Given problem => Copy out lines with the word "client" from the material that follows.

==== Records provided ====

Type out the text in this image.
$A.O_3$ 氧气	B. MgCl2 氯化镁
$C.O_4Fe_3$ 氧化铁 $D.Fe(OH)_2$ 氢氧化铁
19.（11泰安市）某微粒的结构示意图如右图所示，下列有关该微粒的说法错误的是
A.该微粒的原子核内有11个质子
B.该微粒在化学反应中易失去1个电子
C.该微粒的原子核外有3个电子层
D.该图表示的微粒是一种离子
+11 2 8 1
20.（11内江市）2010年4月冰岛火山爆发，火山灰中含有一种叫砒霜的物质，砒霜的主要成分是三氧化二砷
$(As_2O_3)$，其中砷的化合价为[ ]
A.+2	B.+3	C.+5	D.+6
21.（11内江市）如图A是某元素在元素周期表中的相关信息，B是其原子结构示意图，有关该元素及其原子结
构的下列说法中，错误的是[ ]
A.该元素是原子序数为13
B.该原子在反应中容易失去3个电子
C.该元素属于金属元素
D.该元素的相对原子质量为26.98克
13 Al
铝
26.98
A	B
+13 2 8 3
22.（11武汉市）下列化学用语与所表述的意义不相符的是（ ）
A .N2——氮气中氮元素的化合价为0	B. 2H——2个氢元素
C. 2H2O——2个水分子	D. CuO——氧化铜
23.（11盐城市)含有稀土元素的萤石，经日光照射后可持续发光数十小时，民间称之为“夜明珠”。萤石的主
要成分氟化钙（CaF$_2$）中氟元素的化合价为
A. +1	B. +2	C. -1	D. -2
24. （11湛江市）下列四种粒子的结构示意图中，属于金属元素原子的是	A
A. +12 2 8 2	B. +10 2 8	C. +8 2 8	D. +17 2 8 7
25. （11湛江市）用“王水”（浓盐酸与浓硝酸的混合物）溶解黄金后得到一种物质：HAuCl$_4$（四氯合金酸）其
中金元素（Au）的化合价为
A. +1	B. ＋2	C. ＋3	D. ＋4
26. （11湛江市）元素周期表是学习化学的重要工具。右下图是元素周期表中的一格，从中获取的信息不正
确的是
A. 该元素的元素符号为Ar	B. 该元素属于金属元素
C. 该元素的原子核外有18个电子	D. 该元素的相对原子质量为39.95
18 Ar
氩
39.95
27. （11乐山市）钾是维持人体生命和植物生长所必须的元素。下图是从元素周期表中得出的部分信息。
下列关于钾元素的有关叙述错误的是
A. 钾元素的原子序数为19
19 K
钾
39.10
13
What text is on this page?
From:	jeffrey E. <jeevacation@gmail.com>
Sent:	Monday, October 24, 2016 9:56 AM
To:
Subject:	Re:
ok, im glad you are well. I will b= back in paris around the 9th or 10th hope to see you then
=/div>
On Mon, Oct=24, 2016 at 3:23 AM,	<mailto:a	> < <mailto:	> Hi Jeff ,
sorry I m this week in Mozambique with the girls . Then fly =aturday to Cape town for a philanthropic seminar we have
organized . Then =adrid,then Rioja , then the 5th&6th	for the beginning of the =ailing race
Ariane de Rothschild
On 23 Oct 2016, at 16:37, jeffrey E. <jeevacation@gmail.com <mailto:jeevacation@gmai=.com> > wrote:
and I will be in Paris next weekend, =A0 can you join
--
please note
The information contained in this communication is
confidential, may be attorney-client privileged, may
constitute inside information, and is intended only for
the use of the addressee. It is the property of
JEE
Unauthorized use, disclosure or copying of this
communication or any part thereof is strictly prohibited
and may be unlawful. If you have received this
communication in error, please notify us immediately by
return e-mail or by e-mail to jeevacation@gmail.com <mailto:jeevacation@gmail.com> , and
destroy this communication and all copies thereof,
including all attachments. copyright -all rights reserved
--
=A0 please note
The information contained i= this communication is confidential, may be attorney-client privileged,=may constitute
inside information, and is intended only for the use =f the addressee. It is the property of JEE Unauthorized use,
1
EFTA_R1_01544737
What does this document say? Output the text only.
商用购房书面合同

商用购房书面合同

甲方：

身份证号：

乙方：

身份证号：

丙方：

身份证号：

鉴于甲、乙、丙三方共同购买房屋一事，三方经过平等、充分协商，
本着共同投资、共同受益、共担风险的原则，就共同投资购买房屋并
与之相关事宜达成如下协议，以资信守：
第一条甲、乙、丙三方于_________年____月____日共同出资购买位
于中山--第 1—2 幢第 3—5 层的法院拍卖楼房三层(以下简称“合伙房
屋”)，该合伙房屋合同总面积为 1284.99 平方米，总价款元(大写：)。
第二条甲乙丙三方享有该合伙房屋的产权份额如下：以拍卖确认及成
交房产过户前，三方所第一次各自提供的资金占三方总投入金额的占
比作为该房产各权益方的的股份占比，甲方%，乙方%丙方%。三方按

====

Completed task =>
confidential, may be attorney-client privileged, may
The information contained i= this communication is confidential, may be attorney-client privileged,=may constitute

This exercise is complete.